#### DATA SHOWN
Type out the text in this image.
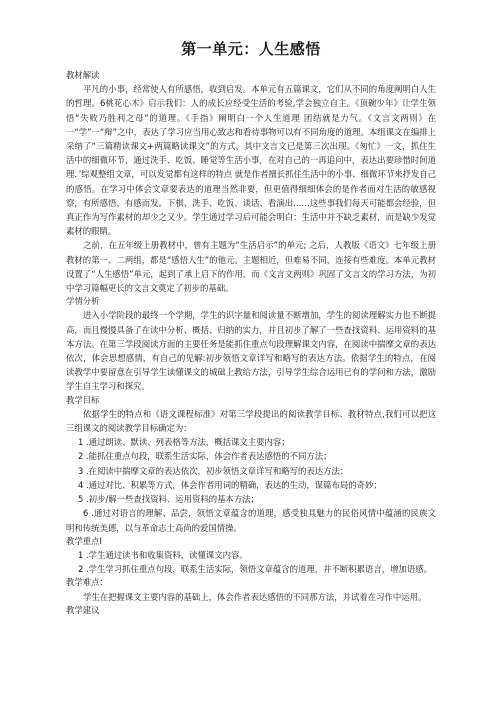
第一单元：人生感悟

教材解读

平凡的小事，经常使人有所感悟，收到启发。本单元有五篇课文，它们从不同的角度阐明白人生的哲理。6桃花心木》启示我们：人的成长应经受生活的考验,学会独立自主。《顶碗少年》让学生领悟“失败乃胜利之母”的道理。《手指》阐明白一个人生道理 团结就是力气。《文言文两则》在一“学”一“辩”之中，表达了学习应当用心致志和看待事物可以有不同角度的道理。本组课文在编排上采纳了“三篇精读课文+两篇略读课文”的方式，其中文言文已是第三次出现。《匆忙》一文，抓住生活中的细微环节，通过洗手、吃饭、睡觉等生活小事，在对自己的一再追问中，表达出要珍惜时间道理．’综观整组文章，可以发觉都有这样的特点 就是作者擅长抓住生活中的小事、细微环节来抒发自己的感悟。在学习中体会文章要表达的道理当然非要，但更值得细细体会的是作者面对生活的敏感视察，有所感悟，有感而发。下棋、洗手、吃饭、谈话、看演出……这些事我们每天可能都会经验，但真正作为写作素材的却少之又少。学生通过学习后可能会明白：生活中并不缺乏素材，而是缺少发觉素材的眼睛。

之前，在五年级上册教材中，曾有主题为“生活启示”的单元; 之后，人教版《语文》七年级上册教材的第一、二两组，都是“感悟人生”的他元。主题相近，但难易不同，连接有些难度。本单元教材设置了“人生感悟”单元，起到了承上启下的作用，而《文言文两则》巩固了文言文的学习方法，为初中学习篇幅更长的文言文奠定了初步的基础。

学情分析

进入小学阶段的最终一个学期，学生的识字量和阅读量不断增加，学生的阅读理解实力也不断提高，而且慢慢具备了在读中分析、概括、归纳的实力，并且初步了解了一些查找资料、运用资料的基本方法。在第三学段阅读方面的主要任务是能抓住重点句段理解课文内容，在阅读中揣摩文章的表达依次，体会思想感情，有自己的见解:初步领悟文章详写和略写的表达方法。依据学生的特点，在阅读教学中要留意在引导学生读懂课文的城础上教给方法，引导学生综合运用已有的学问和方法，激励学生自主学习和探究。

教学目标

依据学生的特点和《语文课程标准》对第三学段提出的阅读教学目标、教材特点,我们可以把这三组课文的阅读教学目标确定为：

1 .通过朗读、默读、列表格等方法，概括课文主要内容；

2 .能抓住重点句段，联系生活实际，体会作者表达感悟的不同方法；

3 .在阅读中揣摩文章的表达依次，初步领悟文章详写和略写的表达方法；

4 .通过对比、积累等方式，体会作者用词的精确，表达的生动，谋篇布局的奇妙；

5 .初步/解一些查找资料、运用资料的基本方法；

6 .通过对语言的理解、品尝，领悟文章蕴含的道理，感受独具魅力的民俗风情中蕴涵的民族文明和传统美德，以与革命志士高尚的爱国情操。

教学重点I

1 .学生通过读书和收集资料，读懂课文内容。

2 .学生学习抓住重点句段，联系生活实际，领悟文章蕴含的道理，并不断积累语言，增加语感。

教学难点：

学生在把握课文主要内容的基础上，体会作者表达感悟的不同那方法，并试着在习作中运用。

教学建议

#### PROBLEM DESCRIPTION
Leave out the pictures and print every line of the data exactly.

#### RESPONSE TO THIS TASK
Type out the text in this image.
第一单元：人生感悟

教材解读

平凡的小事，经常使人有所感悟，收到启发。本单元有五篇课文，它们从不同的角度阐明白人生的哲理。6桃花心木》启示我们：人的成长应经受生活的考验,学会独立自主。《顶碗少年》让学生领悟“失败乃胜利之母”的道理。《手指》阐明白一个人生道理 团结就是力气。《文言文两则》在一“学”一“辩”之中，表达了学习应当用心致志和看待事物可以有不同角度的道理。本组课文在编排上采纳了“三篇精读课文+两篇略读课文”的方式，其中文言文已是第三次出现。《匆忙》一文，抓住生活中的细微环节，通过洗手、吃饭、睡觉等生活小事，在对自己的一再追问中，表达出要珍惜时间道理．’综观整组文章，可以发觉都有这样的特点 就是作者擅长抓住生活中的小事、细微环节来抒发自己的感悟。在学习中体会文章要表达的道理当然非要，但更值得细细体会的是作者面对生活的敏感视察，有所感悟，有感而发。下棋、洗手、吃饭、谈话、看演出……这些事我们每天可能都会经验，但真正作为写作素材的却少之又少。学生通过学习后可能会明白：生活中并不缺乏素材，而是缺少发觉素材的眼睛。

之前，在五年级上册教材中，曾有主题为“生活启示”的单元; 之后，人教版《语文》七年级上册教材的第一、二两组，都是“感悟人生”的他元。主题相近，但难易不同，连接有些难度。本单元教材设置了“人生感悟”单元，起到了承上启下的作用，而《文言文两则》巩固了文言文的学习方法，为初中学习篇幅更长的文言文奠定了初步的基础。

学情分析

进入小学阶段的最终一个学期，学生的识字量和阅读量不断增加，学生的阅读理解实力也不断提高，而且慢慢具备了在读中分析、概括、归纳的实力，并且初步了解了一些查找资料、运用资料的基本方法。在第三学段阅读方面的主要任务是能抓住重点句段理解课文内容，在阅读中揣摩文章的表达依次，体会思想感情，有自己的见解:初步领悟文章详写和略写的表达方法。依据学生的特点，在阅读教学中要留意在引导学生读懂课文的城础上教给方法，引导学生综合运用已有的学问和方法，激励学生自主学习和探究。

教学目标

依据学生的特点和《语文课程标准》对第三学段提出的阅读教学目标、教材特点,我们可以把这三组课文的阅读教学目标确定为：

1 .通过朗读、默读、列表格等方法，概括课文主要内容；

2 .能抓住重点句段，联系生活实际，体会作者表达感悟的不同方法；

3 .在阅读中揣摩文章的表达依次，初步领悟文章详写和略写的表达方法；

4 .通过对比、积累等方式，体会作者用词的精确，表达的生动，谋篇布局的奇妙；

5 .初步/解一些查找资料、运用资料的基本方法；

6 .通过对语言的理解、品尝，领悟文章蕴含的道理，感受独具魅力的民俗风情中蕴涵的民族文明和传统美德，以与革命志士高尚的爱国情操。

教学重点I

1 .学生通过读书和收集资料，读懂课文内容。

2 .学生学习抓住重点句段，联系生活实际，领悟文章蕴含的道理，并不断积累语言，增加语感。

教学难点：

学生在把握课文主要内容的基础上，体会作者表达感悟的不同那方法，并试着在习作中运用。

教学建议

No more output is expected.